Written instruction
In full and without deviation, write out the entries that follow.

Entries provided
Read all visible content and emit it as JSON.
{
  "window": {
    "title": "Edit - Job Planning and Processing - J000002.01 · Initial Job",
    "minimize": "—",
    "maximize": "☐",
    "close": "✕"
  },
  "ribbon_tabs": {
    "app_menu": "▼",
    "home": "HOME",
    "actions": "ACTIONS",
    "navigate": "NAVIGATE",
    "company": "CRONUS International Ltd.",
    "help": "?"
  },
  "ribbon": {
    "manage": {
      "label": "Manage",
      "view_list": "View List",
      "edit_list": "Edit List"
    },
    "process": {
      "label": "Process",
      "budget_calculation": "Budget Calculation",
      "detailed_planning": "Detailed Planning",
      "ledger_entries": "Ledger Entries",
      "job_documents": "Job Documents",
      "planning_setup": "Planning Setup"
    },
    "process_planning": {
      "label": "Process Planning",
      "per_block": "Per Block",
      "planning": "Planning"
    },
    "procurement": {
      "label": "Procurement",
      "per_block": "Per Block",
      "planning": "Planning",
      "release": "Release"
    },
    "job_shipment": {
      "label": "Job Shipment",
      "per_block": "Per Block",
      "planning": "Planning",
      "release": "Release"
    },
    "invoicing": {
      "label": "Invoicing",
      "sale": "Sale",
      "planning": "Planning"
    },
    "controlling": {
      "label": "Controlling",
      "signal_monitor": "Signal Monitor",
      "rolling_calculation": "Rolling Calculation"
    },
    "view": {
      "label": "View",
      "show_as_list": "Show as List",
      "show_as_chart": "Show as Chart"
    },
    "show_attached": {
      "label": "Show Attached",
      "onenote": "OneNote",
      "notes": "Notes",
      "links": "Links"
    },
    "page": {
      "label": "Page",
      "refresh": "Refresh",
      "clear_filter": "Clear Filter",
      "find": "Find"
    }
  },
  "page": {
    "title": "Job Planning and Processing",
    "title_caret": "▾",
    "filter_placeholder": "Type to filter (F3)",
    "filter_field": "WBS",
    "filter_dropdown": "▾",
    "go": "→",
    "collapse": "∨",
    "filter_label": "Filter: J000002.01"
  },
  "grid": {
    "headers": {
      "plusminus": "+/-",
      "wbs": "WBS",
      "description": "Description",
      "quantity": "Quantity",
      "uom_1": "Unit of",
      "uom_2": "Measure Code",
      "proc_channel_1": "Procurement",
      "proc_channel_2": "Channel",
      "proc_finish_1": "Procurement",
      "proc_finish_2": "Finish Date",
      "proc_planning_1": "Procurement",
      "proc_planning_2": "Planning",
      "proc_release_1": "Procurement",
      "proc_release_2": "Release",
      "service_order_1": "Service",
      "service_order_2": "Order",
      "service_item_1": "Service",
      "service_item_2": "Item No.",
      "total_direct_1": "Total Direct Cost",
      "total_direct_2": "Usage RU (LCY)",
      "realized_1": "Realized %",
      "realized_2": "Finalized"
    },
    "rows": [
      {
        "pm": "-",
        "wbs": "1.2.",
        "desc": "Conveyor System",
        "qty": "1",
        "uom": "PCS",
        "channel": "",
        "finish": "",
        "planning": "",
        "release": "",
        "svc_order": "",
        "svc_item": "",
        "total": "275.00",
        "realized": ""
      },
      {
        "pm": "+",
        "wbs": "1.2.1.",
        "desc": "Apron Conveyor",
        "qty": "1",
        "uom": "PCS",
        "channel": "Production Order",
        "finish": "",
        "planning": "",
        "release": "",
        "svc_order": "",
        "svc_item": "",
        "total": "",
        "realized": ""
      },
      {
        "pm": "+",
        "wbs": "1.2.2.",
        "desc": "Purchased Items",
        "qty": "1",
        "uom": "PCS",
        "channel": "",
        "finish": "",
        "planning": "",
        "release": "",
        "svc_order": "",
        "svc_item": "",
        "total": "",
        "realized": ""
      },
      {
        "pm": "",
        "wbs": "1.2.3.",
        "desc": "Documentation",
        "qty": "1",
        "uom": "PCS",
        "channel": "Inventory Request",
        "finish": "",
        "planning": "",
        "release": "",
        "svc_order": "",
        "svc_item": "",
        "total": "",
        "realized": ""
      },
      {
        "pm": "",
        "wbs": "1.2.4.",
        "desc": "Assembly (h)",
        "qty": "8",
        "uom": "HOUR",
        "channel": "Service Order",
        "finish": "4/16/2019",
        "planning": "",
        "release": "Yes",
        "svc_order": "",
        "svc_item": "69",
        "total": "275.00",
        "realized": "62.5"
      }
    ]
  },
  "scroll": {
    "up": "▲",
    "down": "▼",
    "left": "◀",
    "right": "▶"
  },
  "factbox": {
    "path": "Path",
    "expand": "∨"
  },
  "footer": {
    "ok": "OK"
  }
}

Solution for this task
Read all visible content and emit it as JSON.
{
  "window": {
    "title": "Edit - Job Planning and Processing - J000002.01 · Initial Job",
    "minimize": "—",
    "maximize": "☐",
    "close": "✕"
  },
  "ribbon_tabs": {
    "app_menu": "▼",
    "home": "HOME",
    "actions": "ACTIONS",
    "navigate": "NAVIGATE",
    "company": "CRONUS International Ltd.",
    "help": "?"
  },
  "ribbon": {
    "manage": {
      "label": "Manage",
      "view_list": "View List",
      "edit_list": "Edit List"
    },
    "process": {
      "label": "Process",
      "budget_calculation": "Budget Calculation",
      "detailed_planning": "Detailed Planning",
      "ledger_entries": "Ledger Entries",
      "job_documents": "Job Documents",
      "planning_setup": "Planning Setup"
    },
    "process_planning": {
      "label": "Process Planning",
      "per_block": "Per Block",
      "planning": "Planning"
    },
    "procurement": {
      "label": "Procurement",
      "per_block": "Per Block",
      "planning": "Planning",
      "release": "Release"
    },
    "job_shipment": {
      "label": "Job Shipment",
      "per_block": "Per Block",
      "planning": "Planning",
      "release": "Release"
    },
    "invoicing": {
      "label": "Invoicing",
      "sale": "Sale",
      "planning": "Planning"
    },
    "controlling": {
      "label": "Controlling",
      "signal_monitor": "Signal Monitor",
      "rolling_calculation": "Rolling Calculation"
    },
    "view": {
      "label": "View",
      "show_as_list": "Show as List",
      "show_as_chart": "Show as Chart"
    },
    "show_attached": {
      "label": "Show Attached",
      "onenote": "OneNote",
      "notes": "Notes",
      "links": "Links"
    },
    "page": {
      "label": "Page",
      "refresh": "Refresh",
      "clear_filter": "Clear Filter",
      "find": "Find"
    }
  },
  "page": {
    "title": "Job Planning and Processing",
    "title_caret": "▾",
    "filter_placeholder": "Type to filter (F3)",
    "filter_field": "WBS",
    "filter_dropdown": "▾",
    "go": "→",
    "collapse": "∨",
    "filter_label": "Filter: J000002.01"
  },
  "grid": {
    "headers": {
      "plusminus": "+/-",
      "wbs": "WBS",
      "description": "Description",
      "quantity": "Quantity",
      "uom_1": "Unit of",
      "uom_2": "Measure Code",
      "proc_channel_1": "Procurement",
      "proc_channel_2": "Channel",
      "proc_finish_1": "Procurement",
      "proc_finish_2": "Finish Date",
      "proc_planning_1": "Procurement",
      "proc_planning_2": "Planning",
      "proc_release_1": "Procurement",
      "proc_release_2": "Release",
      "service_order_1": "Service",
      "service_order_2": "Order",
      "service_item_1": "Service",
      "service_item_2": "Item No.",
      "total_direct_1": "Total Direct Cost",
      "total_direct_2": "Usage RU (LCY)",
      "realized_1": "Realized %",
      "realized_2": "Finalized"
    },
    "rows": [
      {
        "pm": "-",
        "wbs": "1.2.",
        "desc": "Conveyor System",
        "qty": "1",
        "uom": "PCS",
        "channel": "",
        "finish": "",
        "planning": "",
        "release": "",
        "svc_order": "",
        "svc_item": "",
        "total": "275.00",
        "realized": ""
      },
      {
        "pm": "+",
        "wbs": "1.2.1.",
        "desc": "Apron Conveyor",
        "qty": "1",
        "uom": "PCS",
        "channel": "Production Order",
        "finish": "",
        "planning": "",
        "release": "",
        "svc_order": "",
        "svc_item": "",
        "total": "",
        "realized": ""
      },
      {
        "pm": "+",
        "wbs": "1.2.2.",
        "desc": "Purchased Items",
        "qty": "1",
        "uom": "PCS",
        "channel": "",
        "finish": "",
        "planning": "",
        "release": "",
        "svc_order": "",
        "svc_item": "",
        "total": "",
        "realized": ""
      },
      {
        "pm": "",
        "wbs": "1.2.3.",
        "desc": "Documentation",
        "qty": "1",
        "uom": "PCS",
        "channel": "Inventory Request",
        "finish": "",
        "planning": "",
        "release": "",
        "svc_order": "",
        "svc_item": "",
        "total": "",
        "realized": ""
      },
      {
        "pm": "",
        "wbs": "1.2.4.",
        "desc": "Assembly (h)",
        "qty": "8",
        "uom": "HOUR",
        "channel": "Service Order",
        "finish": "4/16/2019",
        "planning": "",
        "release": "Yes",
        "svc_order": "",
        "svc_item": "69",
        "total": "275.00",
        "realized": "62.5"
      }
    ]
  },
  "scroll": {
    "up": "▲",
    "down": "▼",
    "left": "◀",
    "right": "▶"
  },
  "factbox": {
    "path": "Path",
    "expand": "∨"
  },
  "footer": {
    "ok": "OK"
  }
}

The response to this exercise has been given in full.